Stored entries:
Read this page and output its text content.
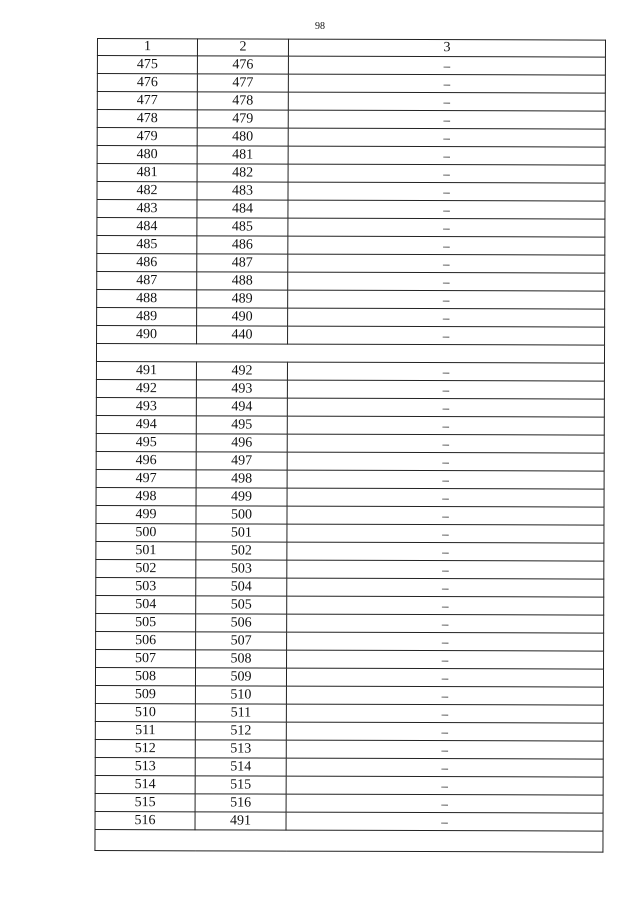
98
1	2	3
475	476	–
476	477	–
477	478	–
478	479	–
479	480	–
480	481	–
481	482	–
482	483	–
483	484	–
484	485	–
485	486	–
486	487	–
487	488	–
488	489	–
489	490	–
490	440	–

491	492	–
492	493	–
493	494	–
494	495	–
495	496	–
496	497	–
497	498	–
498	499	–
499	500	–
500	501	–
501	502	–
502	503	–
503	504	–
504	505	–
505	506	–
506	507	–
507	508	–
508	509	–
509	510	–
510	511	–
511	512	–
512	513	–
513	514	–
514	515	–
515	516	–
516	491	–
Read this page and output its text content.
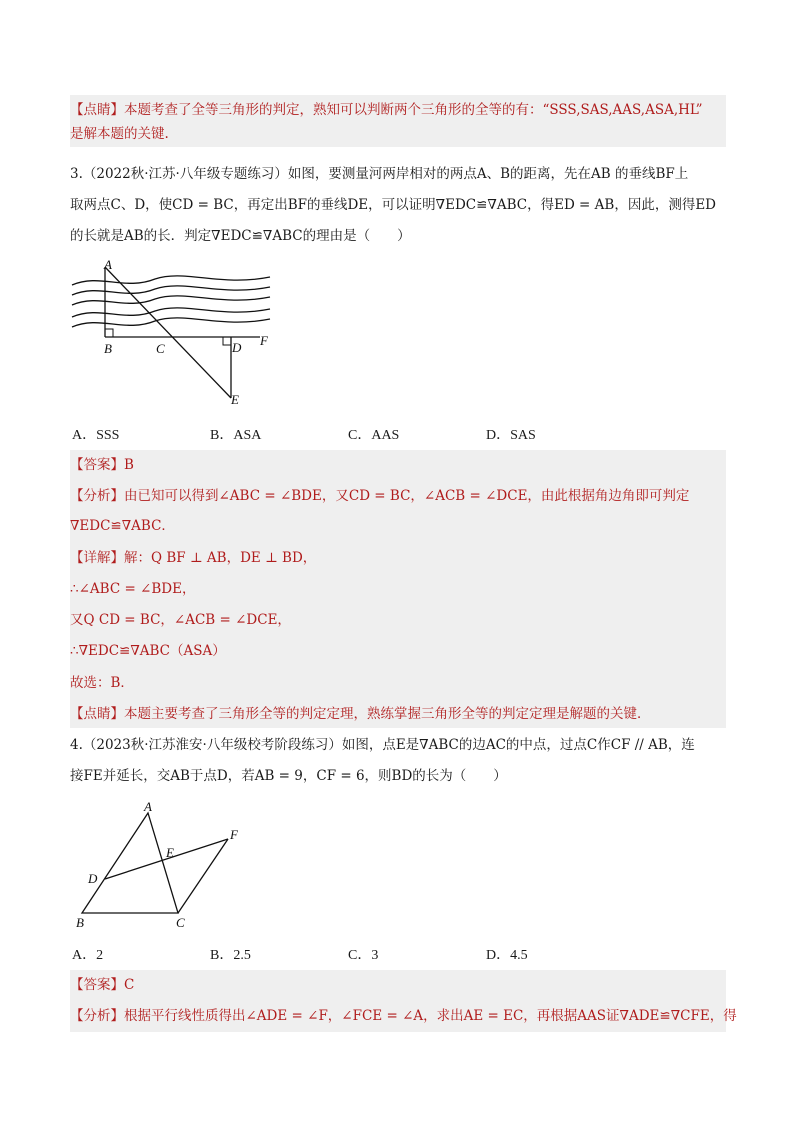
【点睛】本题考查了全等三角形的判定，熟知可以判断两个三角形的全等的有：“SSS,SAS,AAS,ASA,HL”
是解本题的关键.
3.（2022秋·江苏·八年级专题练习）如图，要测量河两岸相对的两点A、B的距离，先在AB 的垂线BF上
取两点C、D，使CD = BC，再定出BF的垂线DE，可以证明∇EDC≌∇ABC，得ED = AB，因此，测得ED
的长就是AB的长．判定∇EDC≌∇ABC的理由是（　　）
A
B	C	D
E
F
A．SSS	B．ASA	C．AAS	D．SAS
【答案】B
【分析】由已知可以得到∠ABC = ∠BDE，又CD = BC，∠ACB = ∠DCE，由此根据角边角即可判定
∇EDC≌∇ABC．
【详解】解：Q BF ⊥ AB，DE ⊥ BD，
∴∠ABC = ∠BDE，
又Q CD = BC，∠ACB = ∠DCE，
∴∇EDC≌∇ABC（ASA）
故选：B．
【点睛】本题主要考查了三角形全等的判定定理，熟练掌握三角形全等的判定定理是解题的关键．
4.（2023秋·江苏淮安·八年级校考阶段练习）如图，点E是∇ABC的边AC的中点，过点C作CF // AB，连
接FE并延长，交AB于点D，若AB = 9，CF = 6，则BD的长为（　　）
A
B	C
D
E
F
A．2	B．2.5	C．3	D．4.5
【答案】C
【分析】根据平行线性质得出∠ADE = ∠F，∠FCE = ∠A，求出AE = EC，再根据AAS证∇ADE≌∇CFE，得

AIM OF THE EXERCISE:
Reproduce every line of the material precisely, omitting its pictures.

OUTPUT FOR THIS TASK:
Read this page and output its text content.
98
1	2	3
475	476	–
476	477	–
477	478	–
478	479	–
479	480	–
480	481	–
481	482	–
482	483	–
483	484	–
484	485	–
485	486	–
486	487	–
487	488	–
488	489	–
489	490	–
490	440	–

491	492	–
492	493	–
493	494	–
494	495	–
495	496	–
496	497	–
497	498	–
498	499	–
499	500	–
500	501	–
501	502	–
502	503	–
503	504	–
504	505	–
505	506	–
506	507	–
507	508	–
508	509	–
509	510	–
510	511	–
511	512	–
512	513	–
513	514	–
514	515	–
515	516	–
516	491	–
Read this page and output its text content.
【点睛】本题考查了全等三角形的判定，熟知可以判断两个三角形的全等的有：“SSS,SAS,AAS,ASA,HL”
是解本题的关键.
3.（2022秋·江苏·八年级专题练习）如图，要测量河两岸相对的两点A、B的距离，先在AB 的垂线BF上
取两点C、D，使CD = BC，再定出BF的垂线DE，可以证明∇EDC≌∇ABC，得ED = AB，因此，测得ED
的长就是AB的长．判定∇EDC≌∇ABC的理由是（　　）
A
B	C	D
E
F
A．SSS	B．ASA	C．AAS	D．SAS
【答案】B
【分析】由已知可以得到∠ABC = ∠BDE，又CD = BC，∠ACB = ∠DCE，由此根据角边角即可判定
∇EDC≌∇ABC．
【详解】解：Q BF ⊥ AB，DE ⊥ BD，
∴∠ABC = ∠BDE，
又Q CD = BC，∠ACB = ∠DCE，
∴∇EDC≌∇ABC（ASA）
故选：B．
【点睛】本题主要考查了三角形全等的判定定理，熟练掌握三角形全等的判定定理是解题的关键．
4.（2023秋·江苏淮安·八年级校考阶段练习）如图，点E是∇ABC的边AC的中点，过点C作CF // AB，连
接FE并延长，交AB于点D，若AB = 9，CF = 6，则BD的长为（　　）
A
B	C
D
E
F
A．2	B．2.5	C．3	D．4.5
【答案】C
【分析】根据平行线性质得出∠ADE = ∠F，∠FCE = ∠A，求出AE = EC，再根据AAS证∇ADE≌∇CFE，得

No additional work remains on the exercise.